> [To do] Return all the entries exactly, keeping pictures out.

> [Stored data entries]
○ ○ ○ ○

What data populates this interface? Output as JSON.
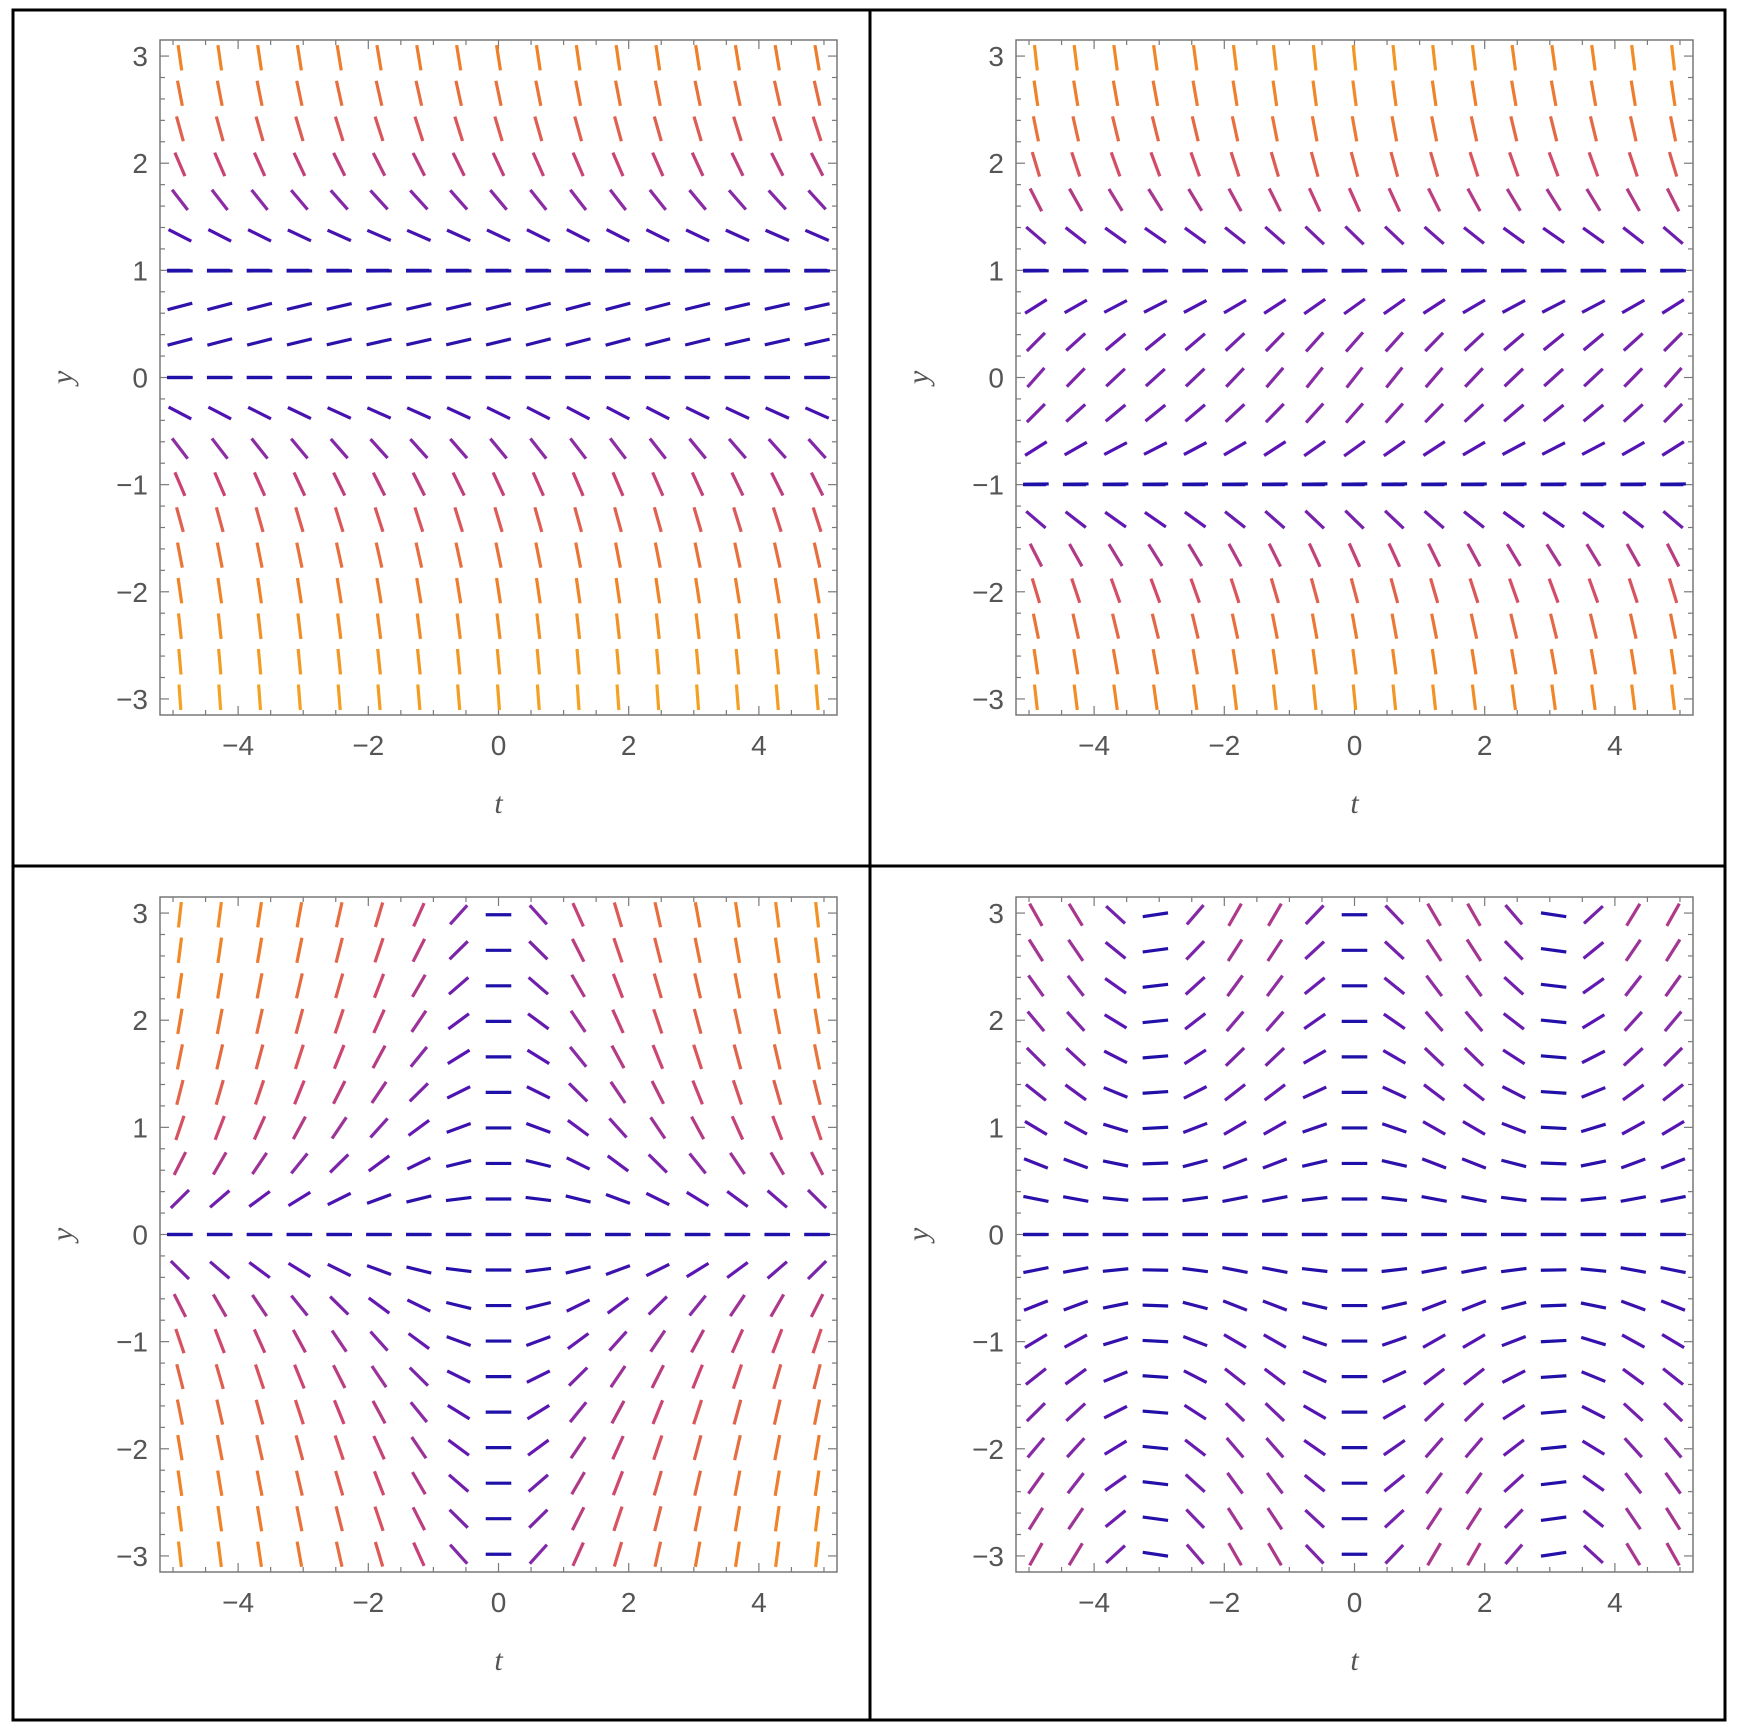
{
  "chart_data": [
    {
      "type": "slope_field",
      "equation_id": "p1",
      "xlabel": "t",
      "ylabel": "y",
      "xlim": [
        -5.2,
        5.2
      ],
      "ylim": [
        -3.15,
        3.15
      ],
      "xticks": [
        {
          "v": -4,
          "label": "−4"
        },
        {
          "v": -2,
          "label": "−2"
        },
        {
          "v": 0,
          "label": "0"
        },
        {
          "v": 2,
          "label": "2"
        },
        {
          "v": 4,
          "label": "4"
        }
      ],
      "yticks": [
        {
          "v": -3,
          "label": "−3"
        },
        {
          "v": -2,
          "label": "−2"
        },
        {
          "v": -1,
          "label": "−1"
        },
        {
          "v": 0,
          "label": "0"
        },
        {
          "v": 1,
          "label": "1"
        },
        {
          "v": 2,
          "label": "2"
        },
        {
          "v": 3,
          "label": "3"
        }
      ],
      "equilibria": [
        0,
        1
      ]
    },
    {
      "type": "slope_field",
      "equation_id": "p2",
      "xlabel": "t",
      "ylabel": "y",
      "xlim": [
        -5.2,
        5.2
      ],
      "ylim": [
        -3.15,
        3.15
      ],
      "xticks": [
        {
          "v": -4,
          "label": "−4"
        },
        {
          "v": -2,
          "label": "−2"
        },
        {
          "v": 0,
          "label": "0"
        },
        {
          "v": 2,
          "label": "2"
        },
        {
          "v": 4,
          "label": "4"
        }
      ],
      "yticks": [
        {
          "v": -3,
          "label": "−3"
        },
        {
          "v": -2,
          "label": "−2"
        },
        {
          "v": -1,
          "label": "−1"
        },
        {
          "v": 0,
          "label": "0"
        },
        {
          "v": 1,
          "label": "1"
        },
        {
          "v": 2,
          "label": "2"
        },
        {
          "v": 3,
          "label": "3"
        }
      ],
      "equilibria": [
        -1,
        1
      ]
    },
    {
      "type": "slope_field",
      "equation_id": "p3",
      "xlabel": "t",
      "ylabel": "y",
      "xlim": [
        -5.2,
        5.2
      ],
      "ylim": [
        -3.15,
        3.15
      ],
      "xticks": [
        {
          "v": -4,
          "label": "−4"
        },
        {
          "v": -2,
          "label": "−2"
        },
        {
          "v": 0,
          "label": "0"
        },
        {
          "v": 2,
          "label": "2"
        },
        {
          "v": 4,
          "label": "4"
        }
      ],
      "yticks": [
        {
          "v": -3,
          "label": "−3"
        },
        {
          "v": -2,
          "label": "−2"
        },
        {
          "v": -1,
          "label": "−1"
        },
        {
          "v": 0,
          "label": "0"
        },
        {
          "v": 1,
          "label": "1"
        },
        {
          "v": 2,
          "label": "2"
        },
        {
          "v": 3,
          "label": "3"
        }
      ],
      "equilibria": [
        0
      ]
    },
    {
      "type": "slope_field",
      "equation_id": "p4",
      "xlabel": "t",
      "ylabel": "y",
      "xlim": [
        -5.2,
        5.2
      ],
      "ylim": [
        -3.15,
        3.15
      ],
      "xticks": [
        {
          "v": -4,
          "label": "−4"
        },
        {
          "v": -2,
          "label": "−2"
        },
        {
          "v": 0,
          "label": "0"
        },
        {
          "v": 2,
          "label": "2"
        },
        {
          "v": 4,
          "label": "4"
        }
      ],
      "yticks": [
        {
          "v": -3,
          "label": "−3"
        },
        {
          "v": -2,
          "label": "−2"
        },
        {
          "v": -1,
          "label": "−1"
        },
        {
          "v": 0,
          "label": "0"
        },
        {
          "v": 1,
          "label": "1"
        },
        {
          "v": 2,
          "label": "2"
        },
        {
          "v": 3,
          "label": "3"
        }
      ],
      "equilibria": [
        0
      ]
    }
  ],
  "colors": {
    "low_slope": "#1e10a8",
    "mid_slope": "#8a2fa6",
    "high_slope": "#e06a3a",
    "max_slope": "#f7c21c"
  }
}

○ ○ ○ ○

> [Result of this task]
What data populates this interface? Output as JSON.
{
  "chart_data": [
    {
      "type": "slope_field",
      "equation_id": "p1",
      "xlabel": "t",
      "ylabel": "y",
      "xlim": [
        -5.2,
        5.2
      ],
      "ylim": [
        -3.15,
        3.15
      ],
      "xticks": [
        {
          "v": -4,
          "label": "−4"
        },
        {
          "v": -2,
          "label": "−2"
        },
        {
          "v": 0,
          "label": "0"
        },
        {
          "v": 2,
          "label": "2"
        },
        {
          "v": 4,
          "label": "4"
        }
      ],
      "yticks": [
        {
          "v": -3,
          "label": "−3"
        },
        {
          "v": -2,
          "label": "−2"
        },
        {
          "v": -1,
          "label": "−1"
        },
        {
          "v": 0,
          "label": "0"
        },
        {
          "v": 1,
          "label": "1"
        },
        {
          "v": 2,
          "label": "2"
        },
        {
          "v": 3,
          "label": "3"
        }
      ],
      "equilibria": [
        0,
        1
      ]
    },
    {
      "type": "slope_field",
      "equation_id": "p2",
      "xlabel": "t",
      "ylabel": "y",
      "xlim": [
        -5.2,
        5.2
      ],
      "ylim": [
        -3.15,
        3.15
      ],
      "xticks": [
        {
          "v": -4,
          "label": "−4"
        },
        {
          "v": -2,
          "label": "−2"
        },
        {
          "v": 0,
          "label": "0"
        },
        {
          "v": 2,
          "label": "2"
        },
        {
          "v": 4,
          "label": "4"
        }
      ],
      "yticks": [
        {
          "v": -3,
          "label": "−3"
        },
        {
          "v": -2,
          "label": "−2"
        },
        {
          "v": -1,
          "label": "−1"
        },
        {
          "v": 0,
          "label": "0"
        },
        {
          "v": 1,
          "label": "1"
        },
        {
          "v": 2,
          "label": "2"
        },
        {
          "v": 3,
          "label": "3"
        }
      ],
      "equilibria": [
        -1,
        1
      ]
    },
    {
      "type": "slope_field",
      "equation_id": "p3",
      "xlabel": "t",
      "ylabel": "y",
      "xlim": [
        -5.2,
        5.2
      ],
      "ylim": [
        -3.15,
        3.15
      ],
      "xticks": [
        {
          "v": -4,
          "label": "−4"
        },
        {
          "v": -2,
          "label": "−2"
        },
        {
          "v": 0,
          "label": "0"
        },
        {
          "v": 2,
          "label": "2"
        },
        {
          "v": 4,
          "label": "4"
        }
      ],
      "yticks": [
        {
          "v": -3,
          "label": "−3"
        },
        {
          "v": -2,
          "label": "−2"
        },
        {
          "v": -1,
          "label": "−1"
        },
        {
          "v": 0,
          "label": "0"
        },
        {
          "v": 1,
          "label": "1"
        },
        {
          "v": 2,
          "label": "2"
        },
        {
          "v": 3,
          "label": "3"
        }
      ],
      "equilibria": [
        0
      ]
    },
    {
      "type": "slope_field",
      "equation_id": "p4",
      "xlabel": "t",
      "ylabel": "y",
      "xlim": [
        -5.2,
        5.2
      ],
      "ylim": [
        -3.15,
        3.15
      ],
      "xticks": [
        {
          "v": -4,
          "label": "−4"
        },
        {
          "v": -2,
          "label": "−2"
        },
        {
          "v": 0,
          "label": "0"
        },
        {
          "v": 2,
          "label": "2"
        },
        {
          "v": 4,
          "label": "4"
        }
      ],
      "yticks": [
        {
          "v": -3,
          "label": "−3"
        },
        {
          "v": -2,
          "label": "−2"
        },
        {
          "v": -1,
          "label": "−1"
        },
        {
          "v": 0,
          "label": "0"
        },
        {
          "v": 1,
          "label": "1"
        },
        {
          "v": 2,
          "label": "2"
        },
        {
          "v": 3,
          "label": "3"
        }
      ],
      "equilibria": [
        0
      ]
    }
  ],
  "colors": {
    "low_slope": "#1e10a8",
    "mid_slope": "#8a2fa6",
    "high_slope": "#e06a3a",
    "max_slope": "#f7c21c"
  }
}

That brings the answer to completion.